Requirements:
Which lines of the data below contain the word "автомобильной"? Copy each of them in full.
──────
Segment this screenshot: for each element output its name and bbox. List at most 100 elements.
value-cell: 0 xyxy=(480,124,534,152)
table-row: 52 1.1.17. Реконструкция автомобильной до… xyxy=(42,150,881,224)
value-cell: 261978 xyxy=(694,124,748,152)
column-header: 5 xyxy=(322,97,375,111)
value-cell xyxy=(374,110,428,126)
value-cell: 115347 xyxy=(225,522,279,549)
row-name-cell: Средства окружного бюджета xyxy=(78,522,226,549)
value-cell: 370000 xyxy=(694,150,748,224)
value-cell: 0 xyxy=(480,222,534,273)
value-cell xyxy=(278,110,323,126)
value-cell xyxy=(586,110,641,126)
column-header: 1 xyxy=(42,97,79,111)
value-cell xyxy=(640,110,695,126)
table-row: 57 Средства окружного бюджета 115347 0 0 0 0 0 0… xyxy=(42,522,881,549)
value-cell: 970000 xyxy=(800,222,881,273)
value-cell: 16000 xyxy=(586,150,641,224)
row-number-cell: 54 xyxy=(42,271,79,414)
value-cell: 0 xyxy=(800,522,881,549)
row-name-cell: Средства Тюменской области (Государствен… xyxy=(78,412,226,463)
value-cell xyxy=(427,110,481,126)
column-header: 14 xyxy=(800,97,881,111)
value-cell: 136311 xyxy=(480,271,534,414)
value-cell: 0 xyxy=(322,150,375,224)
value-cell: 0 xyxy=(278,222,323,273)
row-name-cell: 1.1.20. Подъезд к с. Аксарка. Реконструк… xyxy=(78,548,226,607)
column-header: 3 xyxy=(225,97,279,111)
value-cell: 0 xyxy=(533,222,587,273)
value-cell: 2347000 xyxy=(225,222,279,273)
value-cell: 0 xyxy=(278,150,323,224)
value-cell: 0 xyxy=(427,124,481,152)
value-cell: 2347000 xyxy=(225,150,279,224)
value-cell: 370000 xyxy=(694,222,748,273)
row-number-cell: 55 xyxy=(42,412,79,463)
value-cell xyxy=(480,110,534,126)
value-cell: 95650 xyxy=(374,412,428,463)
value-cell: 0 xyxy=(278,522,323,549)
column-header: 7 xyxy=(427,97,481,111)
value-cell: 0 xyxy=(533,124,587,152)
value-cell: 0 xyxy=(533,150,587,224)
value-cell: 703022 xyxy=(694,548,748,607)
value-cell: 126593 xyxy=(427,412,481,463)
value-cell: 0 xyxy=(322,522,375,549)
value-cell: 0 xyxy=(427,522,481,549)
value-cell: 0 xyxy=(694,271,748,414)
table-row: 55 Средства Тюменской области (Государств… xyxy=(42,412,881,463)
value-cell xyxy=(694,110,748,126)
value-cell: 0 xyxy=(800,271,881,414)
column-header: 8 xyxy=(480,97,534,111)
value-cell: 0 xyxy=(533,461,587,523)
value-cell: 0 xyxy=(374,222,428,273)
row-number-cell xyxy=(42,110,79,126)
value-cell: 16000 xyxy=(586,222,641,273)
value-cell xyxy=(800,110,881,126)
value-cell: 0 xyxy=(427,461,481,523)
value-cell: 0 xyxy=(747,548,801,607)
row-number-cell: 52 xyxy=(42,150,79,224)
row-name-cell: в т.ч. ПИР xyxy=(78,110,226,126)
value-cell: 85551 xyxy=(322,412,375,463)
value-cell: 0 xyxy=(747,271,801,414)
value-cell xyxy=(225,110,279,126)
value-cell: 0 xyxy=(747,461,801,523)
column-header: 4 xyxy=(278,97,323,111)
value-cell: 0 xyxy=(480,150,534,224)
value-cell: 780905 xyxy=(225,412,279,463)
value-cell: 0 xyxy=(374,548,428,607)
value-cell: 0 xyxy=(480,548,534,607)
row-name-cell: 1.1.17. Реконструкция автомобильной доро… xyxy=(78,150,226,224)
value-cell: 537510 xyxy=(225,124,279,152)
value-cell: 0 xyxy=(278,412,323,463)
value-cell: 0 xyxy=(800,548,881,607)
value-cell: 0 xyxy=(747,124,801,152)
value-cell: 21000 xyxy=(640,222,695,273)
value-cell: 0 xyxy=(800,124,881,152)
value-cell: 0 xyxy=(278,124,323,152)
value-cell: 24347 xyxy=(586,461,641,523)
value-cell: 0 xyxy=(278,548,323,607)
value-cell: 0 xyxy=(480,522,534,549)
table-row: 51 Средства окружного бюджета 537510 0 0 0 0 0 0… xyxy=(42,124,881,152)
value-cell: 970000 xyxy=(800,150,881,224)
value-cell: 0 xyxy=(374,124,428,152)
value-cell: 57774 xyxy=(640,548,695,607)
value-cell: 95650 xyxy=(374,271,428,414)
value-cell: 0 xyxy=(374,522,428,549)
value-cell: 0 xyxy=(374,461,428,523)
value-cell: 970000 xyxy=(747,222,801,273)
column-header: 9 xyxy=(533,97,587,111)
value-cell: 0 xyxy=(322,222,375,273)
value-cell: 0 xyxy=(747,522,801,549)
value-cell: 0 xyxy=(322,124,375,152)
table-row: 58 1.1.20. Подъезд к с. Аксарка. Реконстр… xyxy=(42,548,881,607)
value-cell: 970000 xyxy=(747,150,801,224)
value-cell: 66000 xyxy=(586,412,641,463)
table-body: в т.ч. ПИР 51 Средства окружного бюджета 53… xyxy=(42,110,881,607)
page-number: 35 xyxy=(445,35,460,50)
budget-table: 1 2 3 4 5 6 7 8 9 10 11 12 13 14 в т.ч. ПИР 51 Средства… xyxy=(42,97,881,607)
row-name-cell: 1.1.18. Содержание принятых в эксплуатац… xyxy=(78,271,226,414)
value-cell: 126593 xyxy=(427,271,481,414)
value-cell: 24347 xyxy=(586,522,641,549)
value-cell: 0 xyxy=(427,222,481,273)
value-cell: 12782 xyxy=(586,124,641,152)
──────
Result:
table-row: 52 1.1.17. Реконструкция автомобильной до… xyxy=(42,150,881,224)
row-name-cell: 1.1.17. Реконструкция автомобильной доро… xyxy=(78,150,226,224)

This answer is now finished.